- _Job 1_:
In the forum thread on marketplace sites like Etsy, what flat monthly rate does artfire.com offer?
- _Job 2_:
Continue the forum thread on marketplace sites like Etsy from where it stops.

- _Article_:

——————————

# other marketplace sites like Etsy



## gaseousclay (Nov 14, 2007)

does anyone know of any other marketplace websites similar to Etsy? i'm also interested in t-shirt promotion sites/blogs that promote t-shirts. any info would be appreciated. thanks.


----------



## veedub3 (Mar 29, 2007)

Ecrater.com
Shopify.com
Buyitsellit.com

Katrina


----------



## debz1959 (Jul 29, 2007)

https://www.bonanzle.com

Or check out this list...

Auction site count, Keep track of the number of listings on auction sites


----------



## 2Dye4 (Jan 9, 2006)

I just signed up with a new one:

http://www.artfire.com


Jo


----------



## AmericanBandit (Jan 11, 2008)

Ive never used etsy so Im a lil bias towards Bigcartel, i would def. check them out and look at the upgraded plans, 10 or 20 bucks a month and nothing else no listing fees or commisions.


----------



## Visual Realm (Jul 15, 2008)

Yeah Etsy is not the answer, its not really for the start up company. Make sure to find a company that does not charge anything for you to list images.


----------



## 2Dye4 (Jan 9, 2006)

artfire.com is offering a $7.00 a month flat rate for life right now (you can cancel at anytime) for the next 1500ish people who sign up. I made my first sale on the third day after signing up. 

Jo


----------



## AmericanBandit (Jan 11, 2008)

Artfire seemed pretty cool, and its not very saturated right now, so if you get your items up soon you should get great exposure. I looked at the hoodies section under clothing and only 15 listed items. @2dye4 $7 a month is a steal nice link


----------



## ffokazak (Feb 23, 2006)

——————————

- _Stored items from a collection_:
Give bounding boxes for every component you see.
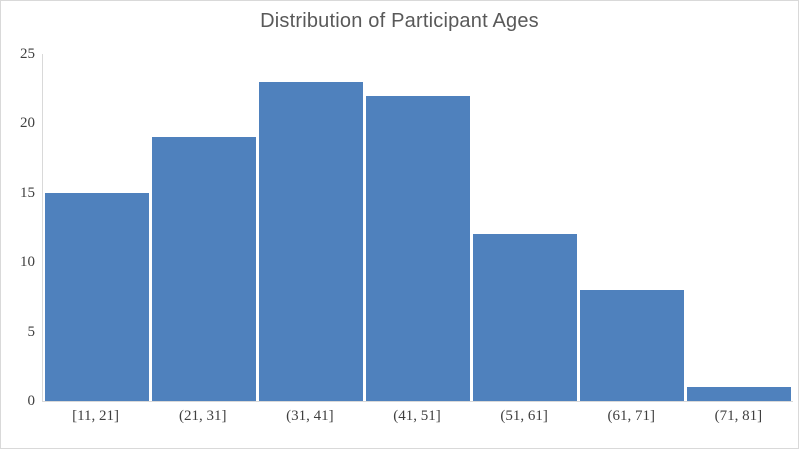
y-tick-label: 10 (20, 254, 35, 271)
x-tick-label: (71, 81] (714, 408, 763, 424)
x-tick-label: (31, 41] (286, 408, 334, 424)
histogram-bar-(31, 41] (258, 81, 363, 401)
x-tick-label: (21, 31] (178, 408, 227, 424)
x-tick-label: (51, 61] (500, 408, 548, 424)
histogram-bar-(71, 81] (687, 387, 792, 401)
y-tick-label: 20 (20, 115, 35, 132)
y-tick-label: 25 (20, 46, 35, 62)
histogram-bar-(51, 61] (473, 234, 578, 401)
y-tick-label: 15 (20, 184, 35, 201)
x-tick-label: (41, 51] (393, 408, 441, 424)
plot-area (42, 54, 793, 402)
histogram-bar-(21, 31] (151, 137, 256, 401)
histogram-bar-(41, 51] (365, 95, 471, 401)
y-tick-label: 0 (27, 393, 36, 409)
histogram-bar-(61, 71] (580, 289, 685, 401)
y-tick-label: 5 (27, 323, 36, 340)
x-tick-label: (61, 71] (607, 408, 656, 424)
histogram-bar-[11, 21] (44, 192, 149, 401)
x-tick-label: [11, 21] (72, 408, 120, 424)
chart-title: Distribution of Participant Ages (260, 10, 539, 32)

——————————

- _Task response 1_:
$7.00 a month, for life

- _Task response 2_:
Etsy pays my shop rent every month.

I dig it.


----------



## gaseousclay (Nov 14, 2007)

Visual Realm said:


> Yeah Etsy is not the answer, its not really for the start up company. Make sure to find a company that does not charge anything for you to list images.


yeah, I agree. it's good for people that are genuinely selling arts/crafts stuff but selling your own tees probably isn't a good idea. plus, after going through pages and pages of t-shirts that looked pretty crappy I decided I didn't want my stuff getting buried under a mountain of other stuff. think i'll stick with big cartel


----------



## Lovinlifegroup (Oct 19, 2010)

I found this cool website called 350 of the Best T-Shirt Designers from Around the World Selling their Original Graphic Tees. Shop and Enjoy!. It is just like Etsy.com for people selling t-shirts only.


----------



## ngliberty (Apr 26, 2012)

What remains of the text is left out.